_STATED PROBLEM_
Write out every entry exactly as given, but omit the pictures.

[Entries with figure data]

Begin

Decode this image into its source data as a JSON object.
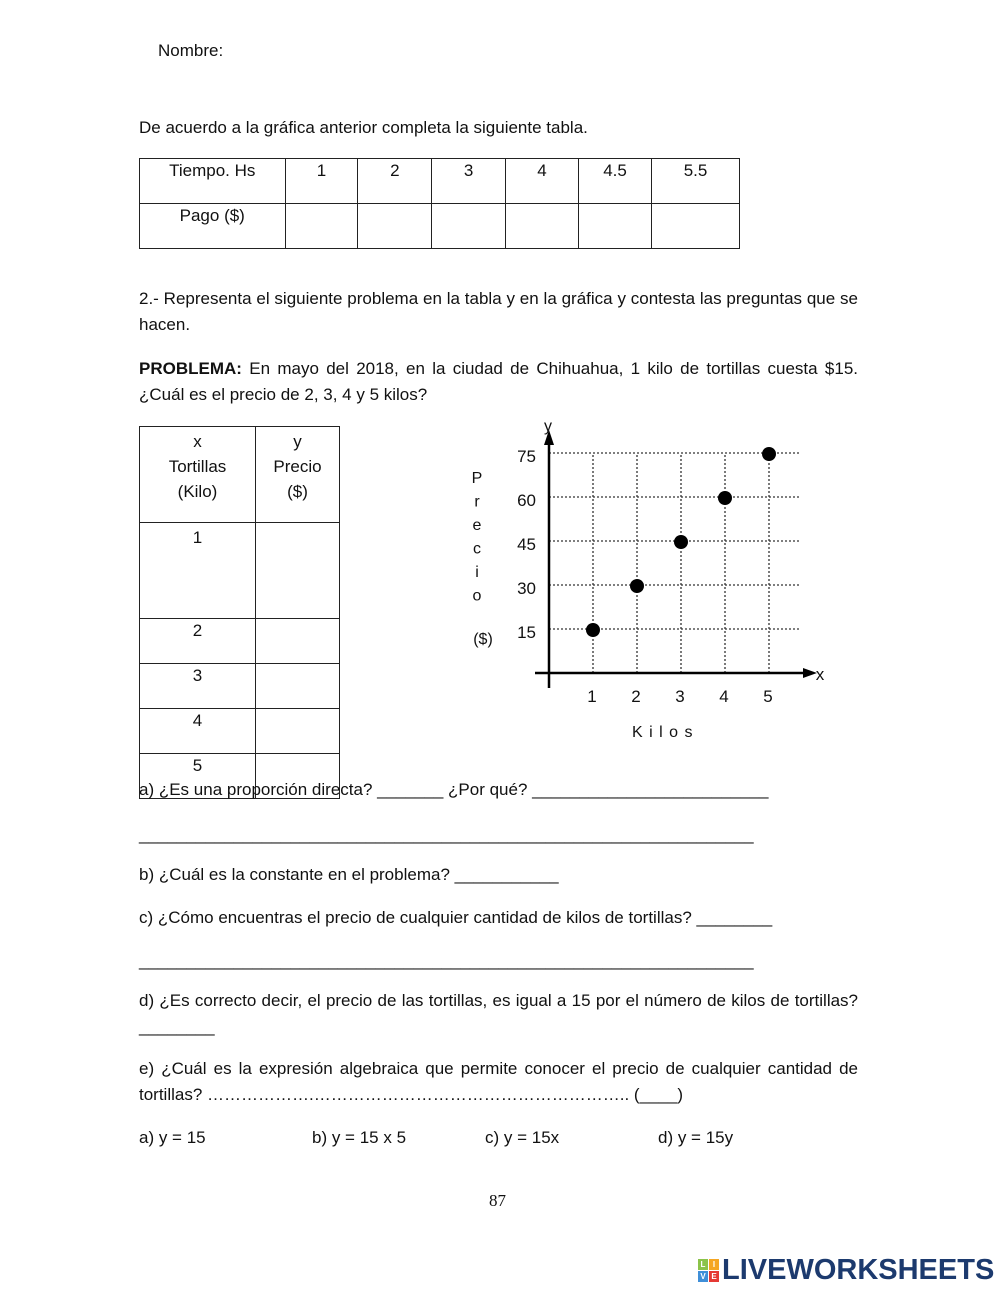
{
  "header": {
    "name_label": "Nombre:"
  },
  "instruction1": "De acuerdo a la gráfica anterior completa la siguiente tabla.",
  "table1": {
    "row1": [
      "Tiempo. Hs",
      "1",
      "2",
      "3",
      "4",
      "4.5",
      "5.5"
    ],
    "row2": [
      "Pago ($)",
      "",
      "",
      "",
      "",
      "",
      ""
    ]
  },
  "instruction2": "2.- Representa el siguiente problema en la tabla y en la gráfica y contesta las preguntas que se hacen.",
  "problem": {
    "label": "PROBLEMA:",
    "text": " En mayo del 2018, en la ciudad de Chihuahua, 1 kilo de tortillas cuesta $15. ¿Cuál es el precio de 2, 3, 4 y 5 kilos?"
  },
  "table2": {
    "headers": [
      [
        "x",
        "Tortillas",
        "(Kilo)"
      ],
      [
        "y",
        "Precio",
        "($)"
      ]
    ],
    "x_values": [
      "1",
      "2",
      "3",
      "4",
      "5"
    ],
    "y_values": [
      "",
      "",
      "",
      "",
      ""
    ]
  },
  "chart_data": {
    "type": "scatter",
    "x": [
      1,
      2,
      3,
      4,
      5
    ],
    "y": [
      15,
      30,
      45,
      60,
      75
    ],
    "x_ticks": [
      "1",
      "2",
      "3",
      "4",
      "5"
    ],
    "y_ticks": [
      "15",
      "30",
      "45",
      "60",
      "75"
    ],
    "x_axis_letter": "x",
    "y_axis_letter": "y",
    "xlabel": "K i l o s",
    "ylabel_letters": [
      "P",
      "r",
      "e",
      "c",
      "i",
      "o"
    ],
    "ylabel_unit": "($)",
    "grid": true,
    "grid_style": "dotted",
    "xlim": [
      0,
      5.5
    ],
    "ylim": [
      0,
      80
    ]
  },
  "questions": {
    "a": "a) ¿Es una proporción directa? _______ ¿Por qué? _________________________",
    "a_line": "_________________________________________________________________",
    "b": "b) ¿Cuál es la constante en el problema? ___________",
    "c": "c) ¿Cómo encuentras el precio de cualquier cantidad de kilos de tortillas? ________",
    "c_line": "_________________________________________________________________",
    "d": "d) ¿Es correcto decir, el precio de las tortillas, es igual a 15 por el número de kilos de tortillas? ________",
    "e": "e) ¿Cuál es la expresión algebraica que permite conocer el precio de cualquier cantidad de tortillas? ……………….……………………………………………….. (____)"
  },
  "options": [
    "a) y = 15",
    "b) y = 15 x 5",
    "c) y = 15x",
    "d) y = 15y"
  ],
  "page_number": "87",
  "logo": {
    "text": "LIVEWORKSHEETS",
    "badge": [
      "L",
      "I",
      "V",
      "E"
    ],
    "colors": [
      "#8bc34a",
      "#f5a623",
      "#3f8fd8",
      "#e53935"
    ]
  }
}
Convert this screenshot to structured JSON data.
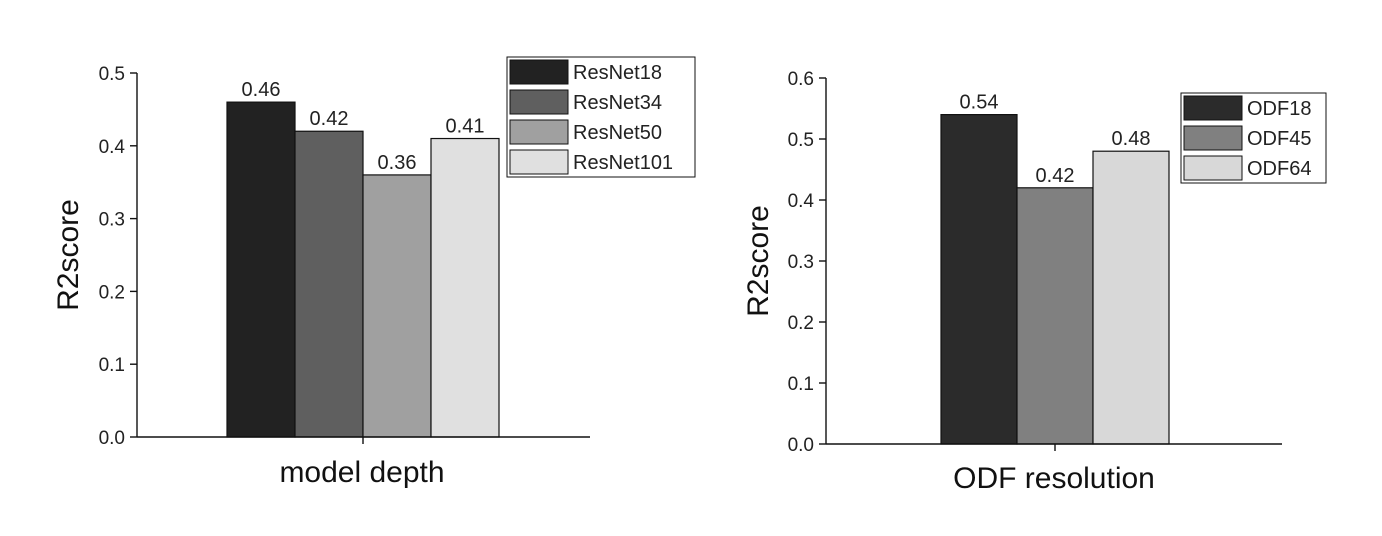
{
  "chart_data": [
    {
      "type": "bar",
      "title": "",
      "xlabel": "model depth",
      "ylabel": "R2score",
      "ylim": [
        0,
        0.5
      ],
      "yticks": [
        "0.0",
        "0.1",
        "0.2",
        "0.3",
        "0.4",
        "0.5"
      ],
      "legend_position": "top-right",
      "series": [
        {
          "name": "ResNet18",
          "value": 0.46,
          "label": "0.46",
          "color": "#222222"
        },
        {
          "name": "ResNet34",
          "value": 0.42,
          "label": "0.42",
          "color": "#5f5f5f"
        },
        {
          "name": "ResNet50",
          "value": 0.36,
          "label": "0.36",
          "color": "#a0a0a0"
        },
        {
          "name": "ResNet101",
          "value": 0.41,
          "label": "0.41",
          "color": "#e0e0e0"
        }
      ]
    },
    {
      "type": "bar",
      "title": "",
      "xlabel": "ODF resolution",
      "ylabel": "R2score",
      "ylim": [
        0,
        0.6
      ],
      "yticks": [
        "0.0",
        "0.1",
        "0.2",
        "0.3",
        "0.4",
        "0.5",
        "0.6"
      ],
      "legend_position": "top-right",
      "series": [
        {
          "name": "ODF18",
          "value": 0.54,
          "label": "0.54",
          "color": "#2b2b2b"
        },
        {
          "name": "ODF45",
          "value": 0.42,
          "label": "0.42",
          "color": "#808080"
        },
        {
          "name": "ODF64",
          "value": 0.48,
          "label": "0.48",
          "color": "#d8d8d8"
        }
      ]
    }
  ]
}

End

_RESPONSE TO THE EXERCISE_
Decode this image into its source data as a JSON object.
{
  "header": {
    "name_label": "Nombre:"
  },
  "instruction1": "De acuerdo a la gráfica anterior completa la siguiente tabla.",
  "table1": {
    "row1": [
      "Tiempo. Hs",
      "1",
      "2",
      "3",
      "4",
      "4.5",
      "5.5"
    ],
    "row2": [
      "Pago ($)",
      "",
      "",
      "",
      "",
      "",
      ""
    ]
  },
  "instruction2": "2.- Representa el siguiente problema en la tabla y en la gráfica y contesta las preguntas que se hacen.",
  "problem": {
    "label": "PROBLEMA:",
    "text": " En mayo del 2018, en la ciudad de Chihuahua, 1 kilo de tortillas cuesta $15. ¿Cuál es el precio de 2, 3, 4 y 5 kilos?"
  },
  "table2": {
    "headers": [
      [
        "x",
        "Tortillas",
        "(Kilo)"
      ],
      [
        "y",
        "Precio",
        "($)"
      ]
    ],
    "x_values": [
      "1",
      "2",
      "3",
      "4",
      "5"
    ],
    "y_values": [
      "",
      "",
      "",
      "",
      ""
    ]
  },
  "chart_data": {
    "type": "scatter",
    "x": [
      1,
      2,
      3,
      4,
      5
    ],
    "y": [
      15,
      30,
      45,
      60,
      75
    ],
    "x_ticks": [
      "1",
      "2",
      "3",
      "4",
      "5"
    ],
    "y_ticks": [
      "15",
      "30",
      "45",
      "60",
      "75"
    ],
    "x_axis_letter": "x",
    "y_axis_letter": "y",
    "xlabel": "K i l o s",
    "ylabel_letters": [
      "P",
      "r",
      "e",
      "c",
      "i",
      "o"
    ],
    "ylabel_unit": "($)",
    "grid": true,
    "grid_style": "dotted",
    "xlim": [
      0,
      5.5
    ],
    "ylim": [
      0,
      80
    ]
  },
  "questions": {
    "a": "a) ¿Es una proporción directa? _______ ¿Por qué? _________________________",
    "a_line": "_________________________________________________________________",
    "b": "b) ¿Cuál es la constante en el problema? ___________",
    "c": "c) ¿Cómo encuentras el precio de cualquier cantidad de kilos de tortillas? ________",
    "c_line": "_________________________________________________________________",
    "d": "d) ¿Es correcto decir, el precio de las tortillas, es igual a 15 por el número de kilos de tortillas? ________",
    "e": "e) ¿Cuál es la expresión algebraica que permite conocer el precio de cualquier cantidad de tortillas? ……………….……………………………………………….. (____)"
  },
  "options": [
    "a) y = 15",
    "b) y = 15 x 5",
    "c) y = 15x",
    "d) y = 15y"
  ],
  "page_number": "87",
  "logo": {
    "text": "LIVEWORKSHEETS",
    "badge": [
      "L",
      "I",
      "V",
      "E"
    ],
    "colors": [
      "#8bc34a",
      "#f5a623",
      "#3f8fd8",
      "#e53935"
    ]
  }
}
Convert this screenshot to structured JSON data.
{
  "chart_data": [
    {
      "type": "bar",
      "title": "",
      "xlabel": "model depth",
      "ylabel": "R2score",
      "ylim": [
        0,
        0.5
      ],
      "yticks": [
        "0.0",
        "0.1",
        "0.2",
        "0.3",
        "0.4",
        "0.5"
      ],
      "legend_position": "top-right",
      "series": [
        {
          "name": "ResNet18",
          "value": 0.46,
          "label": "0.46",
          "color": "#222222"
        },
        {
          "name": "ResNet34",
          "value": 0.42,
          "label": "0.42",
          "color": "#5f5f5f"
        },
        {
          "name": "ResNet50",
          "value": 0.36,
          "label": "0.36",
          "color": "#a0a0a0"
        },
        {
          "name": "ResNet101",
          "value": 0.41,
          "label": "0.41",
          "color": "#e0e0e0"
        }
      ]
    },
    {
      "type": "bar",
      "title": "",
      "xlabel": "ODF resolution",
      "ylabel": "R2score",
      "ylim": [
        0,
        0.6
      ],
      "yticks": [
        "0.0",
        "0.1",
        "0.2",
        "0.3",
        "0.4",
        "0.5",
        "0.6"
      ],
      "legend_position": "top-right",
      "series": [
        {
          "name": "ODF18",
          "value": 0.54,
          "label": "0.54",
          "color": "#2b2b2b"
        },
        {
          "name": "ODF45",
          "value": 0.42,
          "label": "0.42",
          "color": "#808080"
        },
        {
          "name": "ODF64",
          "value": 0.48,
          "label": "0.48",
          "color": "#d8d8d8"
        }
      ]
    }
  ]
}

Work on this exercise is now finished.